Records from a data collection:
----
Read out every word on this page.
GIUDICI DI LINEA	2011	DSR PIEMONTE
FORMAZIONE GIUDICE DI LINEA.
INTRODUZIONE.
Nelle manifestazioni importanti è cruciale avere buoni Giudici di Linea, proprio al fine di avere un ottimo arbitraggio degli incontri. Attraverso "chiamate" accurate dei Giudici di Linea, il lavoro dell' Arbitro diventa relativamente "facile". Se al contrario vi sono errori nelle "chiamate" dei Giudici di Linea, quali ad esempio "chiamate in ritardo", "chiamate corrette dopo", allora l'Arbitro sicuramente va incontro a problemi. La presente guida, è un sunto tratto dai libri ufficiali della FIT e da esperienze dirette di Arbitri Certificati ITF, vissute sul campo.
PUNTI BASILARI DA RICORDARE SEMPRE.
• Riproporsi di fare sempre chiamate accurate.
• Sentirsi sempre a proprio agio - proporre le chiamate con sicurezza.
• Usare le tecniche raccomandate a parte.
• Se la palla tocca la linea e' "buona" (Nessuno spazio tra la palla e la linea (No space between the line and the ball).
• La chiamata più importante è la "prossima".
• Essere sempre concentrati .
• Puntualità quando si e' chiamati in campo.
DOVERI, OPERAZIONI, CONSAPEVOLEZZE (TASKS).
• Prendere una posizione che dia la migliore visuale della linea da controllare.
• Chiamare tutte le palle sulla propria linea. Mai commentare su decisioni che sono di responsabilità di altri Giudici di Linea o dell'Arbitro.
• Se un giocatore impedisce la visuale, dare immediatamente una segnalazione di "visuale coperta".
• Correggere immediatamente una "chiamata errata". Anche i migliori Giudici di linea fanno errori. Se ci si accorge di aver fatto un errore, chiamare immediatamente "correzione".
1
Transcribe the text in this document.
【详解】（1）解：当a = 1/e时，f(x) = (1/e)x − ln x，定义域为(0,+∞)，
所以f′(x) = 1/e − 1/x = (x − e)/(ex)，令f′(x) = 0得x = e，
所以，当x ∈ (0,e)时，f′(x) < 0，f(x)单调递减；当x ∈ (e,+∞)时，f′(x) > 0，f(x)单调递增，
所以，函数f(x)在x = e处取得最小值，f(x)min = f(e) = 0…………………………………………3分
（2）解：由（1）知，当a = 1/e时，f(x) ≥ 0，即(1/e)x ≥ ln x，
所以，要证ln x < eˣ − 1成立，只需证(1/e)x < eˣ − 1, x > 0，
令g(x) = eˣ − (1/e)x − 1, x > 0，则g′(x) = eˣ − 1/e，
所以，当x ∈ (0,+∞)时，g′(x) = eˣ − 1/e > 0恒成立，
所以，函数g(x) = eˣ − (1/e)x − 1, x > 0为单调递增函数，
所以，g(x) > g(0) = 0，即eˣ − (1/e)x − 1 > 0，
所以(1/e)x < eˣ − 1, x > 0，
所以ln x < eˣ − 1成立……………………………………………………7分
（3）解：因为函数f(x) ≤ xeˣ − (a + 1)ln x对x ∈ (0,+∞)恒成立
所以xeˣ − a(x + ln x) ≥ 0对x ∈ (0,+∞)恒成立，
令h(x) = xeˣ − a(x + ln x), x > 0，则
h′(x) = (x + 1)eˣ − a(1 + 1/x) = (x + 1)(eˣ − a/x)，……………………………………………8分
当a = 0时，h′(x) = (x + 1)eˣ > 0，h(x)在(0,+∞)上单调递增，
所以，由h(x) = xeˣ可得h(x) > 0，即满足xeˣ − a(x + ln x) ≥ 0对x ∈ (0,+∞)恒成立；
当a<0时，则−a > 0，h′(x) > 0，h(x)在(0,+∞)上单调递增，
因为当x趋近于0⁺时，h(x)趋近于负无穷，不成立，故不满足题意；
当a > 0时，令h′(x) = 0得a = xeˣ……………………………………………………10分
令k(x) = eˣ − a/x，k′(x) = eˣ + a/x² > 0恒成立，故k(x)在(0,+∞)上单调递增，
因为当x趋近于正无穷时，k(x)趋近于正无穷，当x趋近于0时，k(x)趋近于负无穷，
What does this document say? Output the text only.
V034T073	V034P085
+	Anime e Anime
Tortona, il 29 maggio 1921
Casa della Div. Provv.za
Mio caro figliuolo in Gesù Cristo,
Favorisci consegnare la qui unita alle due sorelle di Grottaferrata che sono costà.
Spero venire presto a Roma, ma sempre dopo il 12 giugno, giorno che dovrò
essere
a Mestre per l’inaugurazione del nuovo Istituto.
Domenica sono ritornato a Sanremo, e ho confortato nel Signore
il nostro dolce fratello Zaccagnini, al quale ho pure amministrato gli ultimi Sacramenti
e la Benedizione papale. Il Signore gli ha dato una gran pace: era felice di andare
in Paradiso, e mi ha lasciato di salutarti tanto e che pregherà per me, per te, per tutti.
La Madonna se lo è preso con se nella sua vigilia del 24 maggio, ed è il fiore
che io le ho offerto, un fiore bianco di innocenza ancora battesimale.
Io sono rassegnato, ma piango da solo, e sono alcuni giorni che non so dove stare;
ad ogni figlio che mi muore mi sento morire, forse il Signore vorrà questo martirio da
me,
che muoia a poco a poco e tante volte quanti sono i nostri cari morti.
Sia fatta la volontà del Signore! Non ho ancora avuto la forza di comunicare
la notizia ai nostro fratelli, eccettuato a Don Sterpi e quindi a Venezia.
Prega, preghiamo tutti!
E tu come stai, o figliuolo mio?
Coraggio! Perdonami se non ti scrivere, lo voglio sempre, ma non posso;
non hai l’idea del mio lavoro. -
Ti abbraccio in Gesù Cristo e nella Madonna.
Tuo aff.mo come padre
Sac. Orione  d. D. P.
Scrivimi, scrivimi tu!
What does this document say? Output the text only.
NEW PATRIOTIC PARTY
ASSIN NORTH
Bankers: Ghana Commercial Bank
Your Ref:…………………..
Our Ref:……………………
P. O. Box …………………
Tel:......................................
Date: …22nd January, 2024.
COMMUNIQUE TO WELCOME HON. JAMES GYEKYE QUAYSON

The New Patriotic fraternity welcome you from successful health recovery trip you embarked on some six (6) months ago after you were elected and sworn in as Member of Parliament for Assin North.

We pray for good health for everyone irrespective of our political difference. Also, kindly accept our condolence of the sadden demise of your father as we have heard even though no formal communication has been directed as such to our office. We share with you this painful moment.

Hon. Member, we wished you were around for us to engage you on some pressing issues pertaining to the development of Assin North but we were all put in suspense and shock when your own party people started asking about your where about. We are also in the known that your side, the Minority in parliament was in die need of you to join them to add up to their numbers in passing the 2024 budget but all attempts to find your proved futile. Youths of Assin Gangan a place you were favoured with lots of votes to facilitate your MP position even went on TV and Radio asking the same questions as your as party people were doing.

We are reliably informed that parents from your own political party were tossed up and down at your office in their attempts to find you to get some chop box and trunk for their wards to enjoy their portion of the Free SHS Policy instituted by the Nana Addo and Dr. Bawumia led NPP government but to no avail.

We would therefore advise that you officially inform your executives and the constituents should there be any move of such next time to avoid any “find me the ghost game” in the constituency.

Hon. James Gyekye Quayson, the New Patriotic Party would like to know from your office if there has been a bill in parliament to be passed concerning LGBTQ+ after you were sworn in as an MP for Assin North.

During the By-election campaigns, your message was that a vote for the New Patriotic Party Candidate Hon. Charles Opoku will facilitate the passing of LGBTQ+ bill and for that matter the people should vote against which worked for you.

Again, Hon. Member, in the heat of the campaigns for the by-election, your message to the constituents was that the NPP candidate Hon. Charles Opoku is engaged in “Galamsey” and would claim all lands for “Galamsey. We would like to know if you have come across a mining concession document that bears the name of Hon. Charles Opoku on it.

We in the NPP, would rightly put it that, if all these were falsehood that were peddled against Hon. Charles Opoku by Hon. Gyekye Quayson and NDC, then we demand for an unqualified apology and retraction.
----
◆ INSTRUCTIONS FOR THE TASK
Tally the lines of the material above that contain the word "passing" and report the total alone.

◆ SOLVED EXERCISE
2